> **TASK TO CARRY OUT**: In the data below, reproduce the lines that run from the line containing "y-tick-label: 19:00:01 xyxy=(163,758,222,774)" through the line containing "event-label: SOUTH OF", including both of those lines.

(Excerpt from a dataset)
-- -- --

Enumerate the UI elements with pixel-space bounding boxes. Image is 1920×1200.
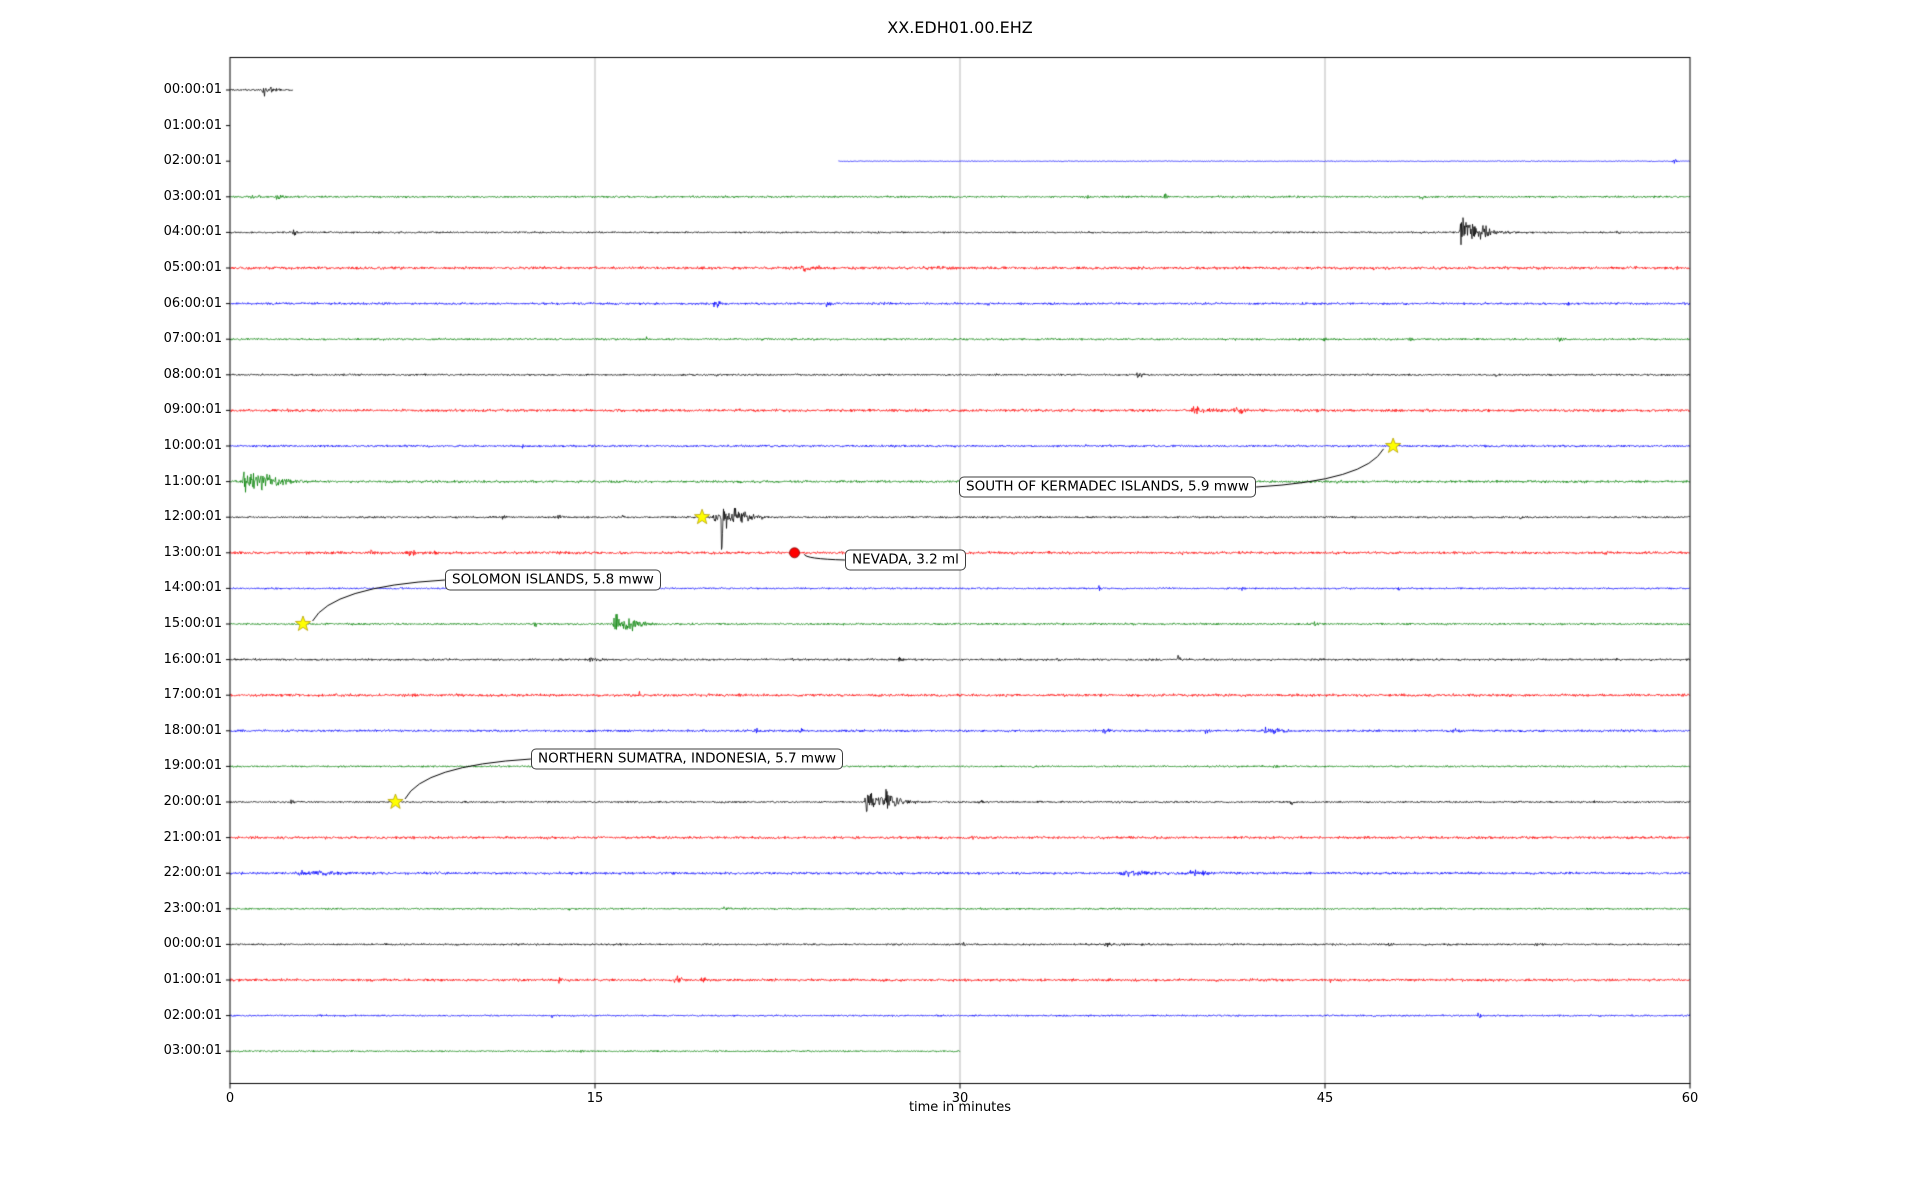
y-tick-label: 19:00:01 xyxy=(163,758,222,774)
y-tick-label: 00:00:01 xyxy=(163,82,222,97)
x-tick-label: 15 xyxy=(586,1090,604,1106)
y-tick-label: 15:00:01 xyxy=(163,616,222,631)
y-tick-label: 01:00:01 xyxy=(163,972,222,987)
y-tick-label: 09:00:01 xyxy=(163,402,222,418)
y-tick-label: 03:00:01 xyxy=(163,188,222,204)
y-tick-label: 18:00:01 xyxy=(163,722,222,738)
x-tick-label: 0 xyxy=(225,1090,235,1106)
y-tick-label: 08:00:01 xyxy=(163,366,222,382)
y-tick-label: 06:00:01 xyxy=(163,295,222,311)
event-label: SOUTH OF KERMADEC ISLANDS, 5.9 mww xyxy=(959,476,1256,498)
event-label: NORTHERN SUMATRA, INDONESIA, 5.7 mww xyxy=(531,748,844,770)
y-tick-label: 11:00:01 xyxy=(163,473,222,489)
y-tick-label: 00:00:01 xyxy=(163,936,222,952)
x-axis-label: time in minutes xyxy=(908,1100,1012,1115)
y-tick-label: 16:00:01 xyxy=(163,651,222,667)
x-tick-label: 30 xyxy=(951,1090,969,1106)
y-tick-label: 13:00:01 xyxy=(163,544,222,560)
y-tick-label: 21:00:01 xyxy=(163,829,222,845)
x-tick-label: 45 xyxy=(1316,1090,1334,1106)
y-tick-label: 12:00:01 xyxy=(163,509,222,525)
y-tick-label: 07:00:01 xyxy=(163,331,222,347)
y-tick-label: 05:00:01 xyxy=(163,260,222,275)
x-tick-label: 60 xyxy=(1681,1090,1699,1106)
y-tick-label: 10:00:01 xyxy=(163,438,222,453)
chart-title: XX.EDH01.00.EHZ xyxy=(887,18,1033,37)
event-label: NEVADA, 3.2 ml xyxy=(845,549,966,571)
y-tick-label: 17:00:01 xyxy=(163,687,222,703)
y-tick-label: 23:00:01 xyxy=(163,900,222,916)
y-tick-label: 02:00:01 xyxy=(163,1007,222,1023)
y-tick-label: 20:00:01 xyxy=(163,794,222,809)
y-tick-label: 02:00:01 xyxy=(163,153,222,169)
y-tick-label: 14:00:01 xyxy=(163,580,222,596)
y-tick-label: 03:00:01 xyxy=(163,1043,222,1059)
y-tick-label: 04:00:01 xyxy=(163,224,222,240)
y-tick-label: 01:00:01 xyxy=(163,117,222,133)
y-tick-label: 22:00:01 xyxy=(163,865,222,881)
event-label: SOLOMON ISLANDS, 5.8 mww xyxy=(445,569,661,591)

-- -- --

> **RESPONSE TO THE TASK**:
y-tick-label: 19:00:01 xyxy=(163,758,222,774)
y-tick-label: 00:00:01 xyxy=(163,82,222,97)
x-tick-label: 15 xyxy=(586,1090,604,1106)
y-tick-label: 15:00:01 xyxy=(163,616,222,631)
y-tick-label: 01:00:01 xyxy=(163,972,222,987)
y-tick-label: 09:00:01 xyxy=(163,402,222,418)
y-tick-label: 03:00:01 xyxy=(163,188,222,204)
y-tick-label: 18:00:01 xyxy=(163,722,222,738)
x-tick-label: 0 xyxy=(225,1090,235,1106)
y-tick-label: 08:00:01 xyxy=(163,366,222,382)
y-tick-label: 06:00:01 xyxy=(163,295,222,311)
event-label: SOUTH OF KERMADEC ISLANDS, 5.9 mww xyxy=(959,476,1256,498)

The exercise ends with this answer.